··· INPUT FOR THIS TASK ···

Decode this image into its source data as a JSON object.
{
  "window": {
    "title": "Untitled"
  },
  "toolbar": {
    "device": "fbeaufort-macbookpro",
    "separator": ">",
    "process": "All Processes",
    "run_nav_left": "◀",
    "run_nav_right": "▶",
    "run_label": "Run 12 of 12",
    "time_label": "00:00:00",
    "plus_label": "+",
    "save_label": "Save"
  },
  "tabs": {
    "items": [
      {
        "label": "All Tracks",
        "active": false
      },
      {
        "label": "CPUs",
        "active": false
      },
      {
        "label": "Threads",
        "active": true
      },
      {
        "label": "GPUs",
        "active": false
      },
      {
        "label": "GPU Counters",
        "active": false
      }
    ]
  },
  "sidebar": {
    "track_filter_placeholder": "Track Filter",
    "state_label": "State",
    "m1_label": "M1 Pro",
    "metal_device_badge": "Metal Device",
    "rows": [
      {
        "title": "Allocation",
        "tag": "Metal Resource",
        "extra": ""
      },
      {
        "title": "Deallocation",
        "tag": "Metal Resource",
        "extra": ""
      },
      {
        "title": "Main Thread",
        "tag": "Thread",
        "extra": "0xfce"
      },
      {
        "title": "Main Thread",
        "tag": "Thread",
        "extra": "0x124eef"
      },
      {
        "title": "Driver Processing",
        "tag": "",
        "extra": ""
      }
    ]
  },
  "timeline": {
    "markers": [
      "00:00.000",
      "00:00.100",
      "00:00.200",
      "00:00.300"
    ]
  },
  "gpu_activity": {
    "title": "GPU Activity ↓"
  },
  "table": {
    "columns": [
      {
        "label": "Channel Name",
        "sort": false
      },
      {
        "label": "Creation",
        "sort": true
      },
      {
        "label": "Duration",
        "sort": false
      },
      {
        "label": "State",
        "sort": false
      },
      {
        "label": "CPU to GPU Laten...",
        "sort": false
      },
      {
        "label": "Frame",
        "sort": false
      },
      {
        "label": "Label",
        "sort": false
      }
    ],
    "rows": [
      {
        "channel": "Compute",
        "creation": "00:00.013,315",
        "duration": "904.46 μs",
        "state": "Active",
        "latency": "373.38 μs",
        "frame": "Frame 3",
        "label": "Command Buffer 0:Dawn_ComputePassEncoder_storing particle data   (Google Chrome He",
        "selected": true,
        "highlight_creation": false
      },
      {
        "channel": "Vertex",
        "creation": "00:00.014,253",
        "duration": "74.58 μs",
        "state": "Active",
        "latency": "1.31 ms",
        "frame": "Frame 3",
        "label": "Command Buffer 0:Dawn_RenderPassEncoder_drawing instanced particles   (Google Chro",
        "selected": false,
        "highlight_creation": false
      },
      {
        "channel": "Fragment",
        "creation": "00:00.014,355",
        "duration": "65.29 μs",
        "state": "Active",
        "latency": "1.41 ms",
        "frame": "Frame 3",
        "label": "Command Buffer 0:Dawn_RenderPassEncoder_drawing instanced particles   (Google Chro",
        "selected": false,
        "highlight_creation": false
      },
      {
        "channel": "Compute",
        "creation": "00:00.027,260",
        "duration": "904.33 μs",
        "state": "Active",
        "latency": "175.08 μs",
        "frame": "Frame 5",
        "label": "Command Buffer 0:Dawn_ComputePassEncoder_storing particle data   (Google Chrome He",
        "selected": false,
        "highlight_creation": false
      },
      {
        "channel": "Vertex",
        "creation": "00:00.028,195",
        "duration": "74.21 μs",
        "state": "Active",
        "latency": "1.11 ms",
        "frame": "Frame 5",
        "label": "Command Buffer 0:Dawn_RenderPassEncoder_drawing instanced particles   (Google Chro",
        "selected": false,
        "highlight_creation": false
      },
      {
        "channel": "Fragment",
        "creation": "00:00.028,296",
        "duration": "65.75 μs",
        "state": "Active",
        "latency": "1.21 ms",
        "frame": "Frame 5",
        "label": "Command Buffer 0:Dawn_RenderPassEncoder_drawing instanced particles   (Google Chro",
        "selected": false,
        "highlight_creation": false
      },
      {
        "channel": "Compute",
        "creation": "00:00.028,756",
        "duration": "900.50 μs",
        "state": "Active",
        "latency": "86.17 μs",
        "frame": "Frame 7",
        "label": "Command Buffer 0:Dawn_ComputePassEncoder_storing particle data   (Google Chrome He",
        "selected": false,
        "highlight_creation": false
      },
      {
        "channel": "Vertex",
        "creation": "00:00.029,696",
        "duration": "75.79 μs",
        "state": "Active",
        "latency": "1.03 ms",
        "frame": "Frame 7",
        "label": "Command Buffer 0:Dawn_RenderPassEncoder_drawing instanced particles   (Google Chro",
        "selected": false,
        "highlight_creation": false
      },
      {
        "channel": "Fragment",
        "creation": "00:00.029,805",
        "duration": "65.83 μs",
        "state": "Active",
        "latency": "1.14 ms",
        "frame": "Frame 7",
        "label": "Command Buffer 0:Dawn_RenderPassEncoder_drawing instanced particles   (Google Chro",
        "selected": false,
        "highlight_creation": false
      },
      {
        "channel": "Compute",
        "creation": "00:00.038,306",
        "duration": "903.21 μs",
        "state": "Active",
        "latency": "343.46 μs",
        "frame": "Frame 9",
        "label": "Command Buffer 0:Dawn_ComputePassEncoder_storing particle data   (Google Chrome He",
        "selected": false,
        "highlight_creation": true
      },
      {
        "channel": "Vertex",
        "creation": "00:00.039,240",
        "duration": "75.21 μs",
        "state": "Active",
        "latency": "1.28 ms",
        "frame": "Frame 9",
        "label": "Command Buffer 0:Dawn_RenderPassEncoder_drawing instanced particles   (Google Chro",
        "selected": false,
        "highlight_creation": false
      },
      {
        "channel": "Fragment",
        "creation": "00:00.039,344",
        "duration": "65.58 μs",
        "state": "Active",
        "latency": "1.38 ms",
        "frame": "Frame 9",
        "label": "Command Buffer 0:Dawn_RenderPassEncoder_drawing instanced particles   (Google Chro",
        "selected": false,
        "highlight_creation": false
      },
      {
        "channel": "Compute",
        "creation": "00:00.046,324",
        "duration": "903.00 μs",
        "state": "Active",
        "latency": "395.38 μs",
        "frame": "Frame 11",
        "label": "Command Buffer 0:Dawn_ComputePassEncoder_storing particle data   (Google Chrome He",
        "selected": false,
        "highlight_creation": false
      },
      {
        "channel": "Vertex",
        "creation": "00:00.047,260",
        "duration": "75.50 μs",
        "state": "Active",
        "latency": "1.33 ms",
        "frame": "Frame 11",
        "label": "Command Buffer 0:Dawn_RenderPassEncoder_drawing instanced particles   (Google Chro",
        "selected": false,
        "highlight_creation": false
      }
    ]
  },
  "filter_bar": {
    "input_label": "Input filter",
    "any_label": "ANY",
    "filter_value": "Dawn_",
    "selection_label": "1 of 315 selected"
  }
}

···

Copy all the lines, exactly.

> **IN RESPONSE**:
Decode this image into its source data as a JSON object.
{
  "window": {
    "title": "Untitled"
  },
  "toolbar": {
    "device": "fbeaufort-macbookpro",
    "separator": ">",
    "process": "All Processes",
    "run_nav_left": "◀",
    "run_nav_right": "▶",
    "run_label": "Run 12 of 12",
    "time_label": "00:00:00",
    "plus_label": "+",
    "save_label": "Save"
  },
  "tabs": {
    "items": [
      {
        "label": "All Tracks",
        "active": false
      },
      {
        "label": "CPUs",
        "active": false
      },
      {
        "label": "Threads",
        "active": true
      },
      {
        "label": "GPUs",
        "active": false
      },
      {
        "label": "GPU Counters",
        "active": false
      }
    ]
  },
  "sidebar": {
    "track_filter_placeholder": "Track Filter",
    "state_label": "State",
    "m1_label": "M1 Pro",
    "metal_device_badge": "Metal Device",
    "rows": [
      {
        "title": "Allocation",
        "tag": "Metal Resource",
        "extra": ""
      },
      {
        "title": "Deallocation",
        "tag": "Metal Resource",
        "extra": ""
      },
      {
        "title": "Main Thread",
        "tag": "Thread",
        "extra": "0xfce"
      },
      {
        "title": "Main Thread",
        "tag": "Thread",
        "extra": "0x124eef"
      },
      {
        "title": "Driver Processing",
        "tag": "",
        "extra": ""
      }
    ]
  },
  "timeline": {
    "markers": [
      "00:00.000",
      "00:00.100",
      "00:00.200",
      "00:00.300"
    ]
  },
  "gpu_activity": {
    "title": "GPU Activity ↓"
  },
  "table": {
    "columns": [
      {
        "label": "Channel Name",
        "sort": false
      },
      {
        "label": "Creation",
        "sort": true
      },
      {
        "label": "Duration",
        "sort": false
      },
      {
        "label": "State",
        "sort": false
      },
      {
        "label": "CPU to GPU Laten...",
        "sort": false
      },
      {
        "label": "Frame",
        "sort": false
      },
      {
        "label": "Label",
        "sort": false
      }
    ],
    "rows": [
      {
        "channel": "Compute",
        "creation": "00:00.013,315",
        "duration": "904.46 μs",
        "state": "Active",
        "latency": "373.38 μs",
        "frame": "Frame 3",
        "label": "Command Buffer 0:Dawn_ComputePassEncoder_storing particle data   (Google Chrome He",
        "selected": true,
        "highlight_creation": false
      },
      {
        "channel": "Vertex",
        "creation": "00:00.014,253",
        "duration": "74.58 μs",
        "state": "Active",
        "latency": "1.31 ms",
        "frame": "Frame 3",
        "label": "Command Buffer 0:Dawn_RenderPassEncoder_drawing instanced particles   (Google Chro",
        "selected": false,
        "highlight_creation": false
      },
      {
        "channel": "Fragment",
        "creation": "00:00.014,355",
        "duration": "65.29 μs",
        "state": "Active",
        "latency": "1.41 ms",
        "frame": "Frame 3",
        "label": "Command Buffer 0:Dawn_RenderPassEncoder_drawing instanced particles   (Google Chro",
        "selected": false,
        "highlight_creation": false
      },
      {
        "channel": "Compute",
        "creation": "00:00.027,260",
        "duration": "904.33 μs",
        "state": "Active",
        "latency": "175.08 μs",
        "frame": "Frame 5",
        "label": "Command Buffer 0:Dawn_ComputePassEncoder_storing particle data   (Google Chrome He",
        "selected": false,
        "highlight_creation": false
      },
      {
        "channel": "Vertex",
        "creation": "00:00.028,195",
        "duration": "74.21 μs",
        "state": "Active",
        "latency": "1.11 ms",
        "frame": "Frame 5",
        "label": "Command Buffer 0:Dawn_RenderPassEncoder_drawing instanced particles   (Google Chro",
        "selected": false,
        "highlight_creation": false
      },
      {
        "channel": "Fragment",
        "creation": "00:00.028,296",
        "duration": "65.75 μs",
        "state": "Active",
        "latency": "1.21 ms",
        "frame": "Frame 5",
        "label": "Command Buffer 0:Dawn_RenderPassEncoder_drawing instanced particles   (Google Chro",
        "selected": false,
        "highlight_creation": false
      },
      {
        "channel": "Compute",
        "creation": "00:00.028,756",
        "duration": "900.50 μs",
        "state": "Active",
        "latency": "86.17 μs",
        "frame": "Frame 7",
        "label": "Command Buffer 0:Dawn_ComputePassEncoder_storing particle data   (Google Chrome He",
        "selected": false,
        "highlight_creation": false
      },
      {
        "channel": "Vertex",
        "creation": "00:00.029,696",
        "duration": "75.79 μs",
        "state": "Active",
        "latency": "1.03 ms",
        "frame": "Frame 7",
        "label": "Command Buffer 0:Dawn_RenderPassEncoder_drawing instanced particles   (Google Chro",
        "selected": false,
        "highlight_creation": false
      },
      {
        "channel": "Fragment",
        "creation": "00:00.029,805",
        "duration": "65.83 μs",
        "state": "Active",
        "latency": "1.14 ms",
        "frame": "Frame 7",
        "label": "Command Buffer 0:Dawn_RenderPassEncoder_drawing instanced particles   (Google Chro",
        "selected": false,
        "highlight_creation": false
      },
      {
        "channel": "Compute",
        "creation": "00:00.038,306",
        "duration": "903.21 μs",
        "state": "Active",
        "latency": "343.46 μs",
        "frame": "Frame 9",
        "label": "Command Buffer 0:Dawn_ComputePassEncoder_storing particle data   (Google Chrome He",
        "selected": false,
        "highlight_creation": true
      },
      {
        "channel": "Vertex",
        "creation": "00:00.039,240",
        "duration": "75.21 μs",
        "state": "Active",
        "latency": "1.28 ms",
        "frame": "Frame 9",
        "label": "Command Buffer 0:Dawn_RenderPassEncoder_drawing instanced particles   (Google Chro",
        "selected": false,
        "highlight_creation": false
      },
      {
        "channel": "Fragment",
        "creation": "00:00.039,344",
        "duration": "65.58 μs",
        "state": "Active",
        "latency": "1.38 ms",
        "frame": "Frame 9",
        "label": "Command Buffer 0:Dawn_RenderPassEncoder_drawing instanced particles   (Google Chro",
        "selected": false,
        "highlight_creation": false
      },
      {
        "channel": "Compute",
        "creation": "00:00.046,324",
        "duration": "903.00 μs",
        "state": "Active",
        "latency": "395.38 μs",
        "frame": "Frame 11",
        "label": "Command Buffer 0:Dawn_ComputePassEncoder_storing particle data   (Google Chrome He",
        "selected": false,
        "highlight_creation": false
      },
      {
        "channel": "Vertex",
        "creation": "00:00.047,260",
        "duration": "75.50 μs",
        "state": "Active",
        "latency": "1.33 ms",
        "frame": "Frame 11",
        "label": "Command Buffer 0:Dawn_RenderPassEncoder_drawing instanced particles   (Google Chro",
        "selected": false,
        "highlight_creation": false
      }
    ]
  },
  "filter_bar": {
    "input_label": "Input filter",
    "any_label": "ANY",
    "filter_value": "Dawn_",
    "selection_label": "1 of 315 selected"
  }
}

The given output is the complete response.